The moderator, former CBS correspondent Jackie Adams, introduced a 2006 clip of Republican Sen. Mitch McConnell, now the minority leader, supporting the body’s decision to vote 98-0 to reauthorize the 1965 Voting Rights Act, which prohibited racial discrimination in voting.

Despite McConnell’s willingness to reinforce safeguards against racial discrimination in 2006, Adams said, the senator now says the John Lewis Voting Rights Advancement Act, passed by the House of Representatives in 2021 to reinforce provisions of the VRA that were struck down by a 2013 Supreme Court decision, is unnecessary.

Steele said the only thing that’s changed in those 16 years is the position of the Republican Party.

“The reality of it is he was right in 2006. He's dead wrong now. He knows it. Everyone knows it,” he said.

But, Steele said, there’s no active spirit within the Republican Party to enter that space and fight for change. It’s incumbent on voters to make that change through the ballot box, he argued.

After Brazile said some legislation is still actively creating obstacles to voting for Black and poor people, Adams asked if Republicans were guilty of systemic racism by preventing the loss of power by the traditional white ruling class through a lack of voting reform.

“Absolutely,” Steele said.

He pointed to the “Southern strategy” — a political realignment of voters by the Republican Party in the 1950s and 1960s, amidst the Jim Crow era and the civil rights movement, to maximize their support among white voters — alongside voter suppression tactics in the 21st century.

Brazile said it’s difficult to hold on to “American” values of access and fairness because elections are decentralized, meaning the rules are set by local and state governments. Federal reforms, such as the For the People Act, the John Lewis bill and the Freedom to Vote Act, have all been blocked by Senate filibusters.

### Working data
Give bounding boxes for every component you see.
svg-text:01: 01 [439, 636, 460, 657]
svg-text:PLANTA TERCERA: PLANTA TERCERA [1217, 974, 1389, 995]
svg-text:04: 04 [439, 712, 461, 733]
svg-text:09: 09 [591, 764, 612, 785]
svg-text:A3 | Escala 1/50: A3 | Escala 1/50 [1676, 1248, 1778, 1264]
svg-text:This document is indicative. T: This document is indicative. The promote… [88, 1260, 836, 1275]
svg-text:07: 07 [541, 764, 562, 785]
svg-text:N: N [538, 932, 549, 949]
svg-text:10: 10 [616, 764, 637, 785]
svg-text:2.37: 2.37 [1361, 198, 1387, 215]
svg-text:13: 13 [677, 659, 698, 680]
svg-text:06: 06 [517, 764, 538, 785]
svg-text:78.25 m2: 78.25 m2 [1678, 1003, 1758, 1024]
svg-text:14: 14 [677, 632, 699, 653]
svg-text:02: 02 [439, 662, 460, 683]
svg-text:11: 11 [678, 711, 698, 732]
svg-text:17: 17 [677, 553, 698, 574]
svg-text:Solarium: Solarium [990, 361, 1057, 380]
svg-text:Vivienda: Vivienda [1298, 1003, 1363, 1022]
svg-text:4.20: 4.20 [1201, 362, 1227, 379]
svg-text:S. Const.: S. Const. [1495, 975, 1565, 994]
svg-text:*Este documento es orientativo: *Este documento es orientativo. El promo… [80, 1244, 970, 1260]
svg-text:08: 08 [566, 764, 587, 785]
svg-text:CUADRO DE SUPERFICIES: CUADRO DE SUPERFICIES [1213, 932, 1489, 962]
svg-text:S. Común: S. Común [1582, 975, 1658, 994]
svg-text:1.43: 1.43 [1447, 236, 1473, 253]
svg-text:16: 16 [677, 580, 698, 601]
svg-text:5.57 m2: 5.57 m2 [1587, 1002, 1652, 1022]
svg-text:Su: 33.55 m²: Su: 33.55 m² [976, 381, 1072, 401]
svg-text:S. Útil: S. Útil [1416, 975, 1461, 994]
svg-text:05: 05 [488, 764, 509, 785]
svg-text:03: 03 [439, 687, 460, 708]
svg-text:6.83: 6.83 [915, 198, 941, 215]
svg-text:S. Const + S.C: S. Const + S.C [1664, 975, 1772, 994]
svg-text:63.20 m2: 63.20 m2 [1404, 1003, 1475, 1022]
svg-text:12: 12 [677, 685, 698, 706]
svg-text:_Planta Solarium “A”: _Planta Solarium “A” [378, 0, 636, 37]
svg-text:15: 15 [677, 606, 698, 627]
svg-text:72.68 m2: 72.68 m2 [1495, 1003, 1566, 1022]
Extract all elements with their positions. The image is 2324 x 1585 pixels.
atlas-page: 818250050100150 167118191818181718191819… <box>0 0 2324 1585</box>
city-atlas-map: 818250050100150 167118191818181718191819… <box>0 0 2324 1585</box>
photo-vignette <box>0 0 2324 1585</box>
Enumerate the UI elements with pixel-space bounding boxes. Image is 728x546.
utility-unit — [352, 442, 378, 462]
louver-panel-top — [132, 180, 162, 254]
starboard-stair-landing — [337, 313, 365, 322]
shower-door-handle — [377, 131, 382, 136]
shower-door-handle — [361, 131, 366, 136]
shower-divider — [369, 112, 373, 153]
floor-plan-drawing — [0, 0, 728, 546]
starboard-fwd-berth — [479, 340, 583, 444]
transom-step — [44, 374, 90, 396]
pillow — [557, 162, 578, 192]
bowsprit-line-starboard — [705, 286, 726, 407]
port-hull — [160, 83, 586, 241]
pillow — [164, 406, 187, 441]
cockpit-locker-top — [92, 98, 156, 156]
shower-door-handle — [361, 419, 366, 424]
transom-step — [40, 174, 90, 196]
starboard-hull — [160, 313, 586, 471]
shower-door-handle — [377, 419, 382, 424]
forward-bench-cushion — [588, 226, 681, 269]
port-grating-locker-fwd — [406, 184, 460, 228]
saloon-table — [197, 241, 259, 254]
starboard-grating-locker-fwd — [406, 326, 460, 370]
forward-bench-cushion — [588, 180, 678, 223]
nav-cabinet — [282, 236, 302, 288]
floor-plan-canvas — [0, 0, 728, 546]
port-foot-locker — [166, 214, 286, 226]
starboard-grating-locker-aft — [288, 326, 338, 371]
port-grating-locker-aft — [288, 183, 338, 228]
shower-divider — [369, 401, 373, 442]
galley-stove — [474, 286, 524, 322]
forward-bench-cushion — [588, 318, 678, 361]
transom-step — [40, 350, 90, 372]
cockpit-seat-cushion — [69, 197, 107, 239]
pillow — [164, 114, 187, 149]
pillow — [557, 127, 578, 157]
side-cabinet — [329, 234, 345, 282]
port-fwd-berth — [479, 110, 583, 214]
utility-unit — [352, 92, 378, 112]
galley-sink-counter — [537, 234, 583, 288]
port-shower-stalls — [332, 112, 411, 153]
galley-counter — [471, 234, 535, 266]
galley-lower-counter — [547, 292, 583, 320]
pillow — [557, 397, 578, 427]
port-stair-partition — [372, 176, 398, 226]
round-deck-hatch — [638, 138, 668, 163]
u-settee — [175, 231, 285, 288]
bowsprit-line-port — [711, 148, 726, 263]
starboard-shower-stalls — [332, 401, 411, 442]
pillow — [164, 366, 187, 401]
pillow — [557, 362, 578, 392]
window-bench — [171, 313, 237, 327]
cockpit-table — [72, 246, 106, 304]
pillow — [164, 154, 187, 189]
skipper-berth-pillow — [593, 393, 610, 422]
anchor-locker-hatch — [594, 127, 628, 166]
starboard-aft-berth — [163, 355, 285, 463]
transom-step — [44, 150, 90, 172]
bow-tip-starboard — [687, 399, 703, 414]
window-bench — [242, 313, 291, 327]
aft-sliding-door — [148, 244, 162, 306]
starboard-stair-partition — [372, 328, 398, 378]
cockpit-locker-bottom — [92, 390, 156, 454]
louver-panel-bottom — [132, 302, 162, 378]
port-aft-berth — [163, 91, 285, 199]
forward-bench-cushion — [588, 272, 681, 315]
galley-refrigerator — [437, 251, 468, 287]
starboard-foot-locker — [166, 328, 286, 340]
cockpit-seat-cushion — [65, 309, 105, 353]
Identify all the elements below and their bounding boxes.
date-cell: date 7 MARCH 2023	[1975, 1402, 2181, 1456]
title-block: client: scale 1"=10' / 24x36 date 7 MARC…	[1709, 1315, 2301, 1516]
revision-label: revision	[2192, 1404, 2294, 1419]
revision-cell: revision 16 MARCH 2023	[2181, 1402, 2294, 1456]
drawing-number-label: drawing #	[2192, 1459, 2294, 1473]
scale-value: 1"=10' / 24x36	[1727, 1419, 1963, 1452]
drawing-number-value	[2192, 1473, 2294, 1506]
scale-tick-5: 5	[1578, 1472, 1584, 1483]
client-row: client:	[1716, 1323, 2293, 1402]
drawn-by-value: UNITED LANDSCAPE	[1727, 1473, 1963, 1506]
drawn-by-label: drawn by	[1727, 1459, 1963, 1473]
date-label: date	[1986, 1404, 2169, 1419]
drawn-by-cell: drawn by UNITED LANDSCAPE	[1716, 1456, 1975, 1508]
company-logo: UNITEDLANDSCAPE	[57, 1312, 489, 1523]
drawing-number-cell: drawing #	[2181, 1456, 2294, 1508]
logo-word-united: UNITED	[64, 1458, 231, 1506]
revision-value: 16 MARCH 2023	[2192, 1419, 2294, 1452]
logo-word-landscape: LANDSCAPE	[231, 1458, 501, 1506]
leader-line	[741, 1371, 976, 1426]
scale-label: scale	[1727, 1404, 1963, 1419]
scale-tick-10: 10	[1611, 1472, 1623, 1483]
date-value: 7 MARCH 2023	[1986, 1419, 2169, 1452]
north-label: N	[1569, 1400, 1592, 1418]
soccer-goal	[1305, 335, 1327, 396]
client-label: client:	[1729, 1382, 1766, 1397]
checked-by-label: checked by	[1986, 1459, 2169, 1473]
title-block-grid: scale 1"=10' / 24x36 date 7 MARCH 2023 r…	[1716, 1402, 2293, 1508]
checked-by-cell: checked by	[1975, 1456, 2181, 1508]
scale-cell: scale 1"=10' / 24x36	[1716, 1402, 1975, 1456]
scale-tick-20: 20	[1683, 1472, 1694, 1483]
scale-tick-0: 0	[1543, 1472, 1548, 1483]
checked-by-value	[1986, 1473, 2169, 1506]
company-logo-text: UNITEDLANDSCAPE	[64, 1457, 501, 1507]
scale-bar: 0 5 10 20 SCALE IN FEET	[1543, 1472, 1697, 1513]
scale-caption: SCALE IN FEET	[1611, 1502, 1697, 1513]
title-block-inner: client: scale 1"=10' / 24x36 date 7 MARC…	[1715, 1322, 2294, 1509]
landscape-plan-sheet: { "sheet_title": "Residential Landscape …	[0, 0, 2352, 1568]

### Set tasks
(1) Print the entries verbatim, starting at their first line and ending with the line that holds "svg-text:13: 13 [677, 659, 698, 680]", both lines included.
(2) Can you carry on the report on the voting-rights panel discussion, picking up after its last sentence?

### Results in order
(1)
Give bounding boxes for every component you see.
svg-text:01: 01 [439, 636, 460, 657]
svg-text:PLANTA TERCERA: PLANTA TERCERA [1217, 974, 1389, 995]
svg-text:04: 04 [439, 712, 461, 733]
svg-text:09: 09 [591, 764, 612, 785]
svg-text:A3 | Escala 1/50: A3 | Escala 1/50 [1676, 1248, 1778, 1264]
svg-text:This document is indicative. T: This document is indicative. The promote… [88, 1260, 836, 1275]
svg-text:07: 07 [541, 764, 562, 785]
svg-text:N: N [538, 932, 549, 949]
svg-text:10: 10 [616, 764, 637, 785]
svg-text:2.37: 2.37 [1361, 198, 1387, 215]
svg-text:13: 13 [677, 659, 698, 680]

(2)
“As long as you need 60 votes, you won't be able to fix anything,” Brazile said. “It's not going to come simply because our lawmakers are trying to make it happen.”

The discussion of state-level laws quickly turned to partisan gerrymandering, which, according to Brazile, ignores the presence of non-aligned voters for much of the process. Because independent voters don’t have a say in primaries, they spend much of the time on the sidelines, she said.

Steele said the issue boils down to elected officials deciding where their districts are and how the power is distributed.

The conversation turned to Georgia, where recently enacted laws were expected to tamp down voter turnout. Instead, large numbers of voters took part in the recent primaries.

“‘Just because people can swim doesn't neglect the fact that there's still sharks in the water,’” she said, channeling voting rights advocate Stacey Abrams. “When the rules have changed, you go out and you educate people, you provide them with information.”